▶ Job
Extract the listing in its entirety, keeping each line identical to the original.

==============================

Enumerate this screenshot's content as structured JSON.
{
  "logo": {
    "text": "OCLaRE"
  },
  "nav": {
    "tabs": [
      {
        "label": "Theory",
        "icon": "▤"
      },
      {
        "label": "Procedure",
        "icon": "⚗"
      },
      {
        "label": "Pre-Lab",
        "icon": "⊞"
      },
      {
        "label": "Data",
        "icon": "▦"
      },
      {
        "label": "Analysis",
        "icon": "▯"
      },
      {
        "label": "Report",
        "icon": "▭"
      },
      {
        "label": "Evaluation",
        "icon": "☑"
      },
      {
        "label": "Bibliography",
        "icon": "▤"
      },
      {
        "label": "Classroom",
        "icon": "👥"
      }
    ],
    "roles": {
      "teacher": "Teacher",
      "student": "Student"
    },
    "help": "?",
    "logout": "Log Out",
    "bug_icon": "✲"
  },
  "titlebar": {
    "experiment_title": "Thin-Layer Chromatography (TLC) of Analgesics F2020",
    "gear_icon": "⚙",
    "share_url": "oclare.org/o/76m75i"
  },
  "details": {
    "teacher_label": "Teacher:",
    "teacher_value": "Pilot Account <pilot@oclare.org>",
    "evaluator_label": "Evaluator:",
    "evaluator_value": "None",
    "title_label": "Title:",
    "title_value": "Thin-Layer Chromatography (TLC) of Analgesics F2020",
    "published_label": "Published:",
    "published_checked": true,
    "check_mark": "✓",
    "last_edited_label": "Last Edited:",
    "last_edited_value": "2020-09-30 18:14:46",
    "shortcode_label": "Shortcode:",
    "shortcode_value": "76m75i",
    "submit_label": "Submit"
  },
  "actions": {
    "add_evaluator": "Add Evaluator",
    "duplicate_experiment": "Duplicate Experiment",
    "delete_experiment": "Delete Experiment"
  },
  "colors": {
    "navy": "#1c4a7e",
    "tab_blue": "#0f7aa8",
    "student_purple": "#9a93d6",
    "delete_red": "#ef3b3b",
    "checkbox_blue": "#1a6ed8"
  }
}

==============================

▶ Complete answer
Enumerate this screenshot's content as structured JSON.
{
  "logo": {
    "text": "OCLaRE"
  },
  "nav": {
    "tabs": [
      {
        "label": "Theory",
        "icon": "▤"
      },
      {
        "label": "Procedure",
        "icon": "⚗"
      },
      {
        "label": "Pre-Lab",
        "icon": "⊞"
      },
      {
        "label": "Data",
        "icon": "▦"
      },
      {
        "label": "Analysis",
        "icon": "▯"
      },
      {
        "label": "Report",
        "icon": "▭"
      },
      {
        "label": "Evaluation",
        "icon": "☑"
      },
      {
        "label": "Bibliography",
        "icon": "▤"
      },
      {
        "label": "Classroom",
        "icon": "👥"
      }
    ],
    "roles": {
      "teacher": "Teacher",
      "student": "Student"
    },
    "help": "?",
    "logout": "Log Out",
    "bug_icon": "✲"
  },
  "titlebar": {
    "experiment_title": "Thin-Layer Chromatography (TLC) of Analgesics F2020",
    "gear_icon": "⚙",
    "share_url": "oclare.org/o/76m75i"
  },
  "details": {
    "teacher_label": "Teacher:",
    "teacher_value": "Pilot Account <pilot@oclare.org>",
    "evaluator_label": "Evaluator:",
    "evaluator_value": "None",
    "title_label": "Title:",
    "title_value": "Thin-Layer Chromatography (TLC) of Analgesics F2020",
    "published_label": "Published:",
    "published_checked": true,
    "check_mark": "✓",
    "last_edited_label": "Last Edited:",
    "last_edited_value": "2020-09-30 18:14:46",
    "shortcode_label": "Shortcode:",
    "shortcode_value": "76m75i",
    "submit_label": "Submit"
  },
  "actions": {
    "add_evaluator": "Add Evaluator",
    "duplicate_experiment": "Duplicate Experiment",
    "delete_experiment": "Delete Experiment"
  },
  "colors": {
    "navy": "#1c4a7e",
    "tab_blue": "#0f7aa8",
    "student_purple": "#9a93d6",
    "delete_red": "#ef3b3b",
    "checkbox_blue": "#1a6ed8"
  }
}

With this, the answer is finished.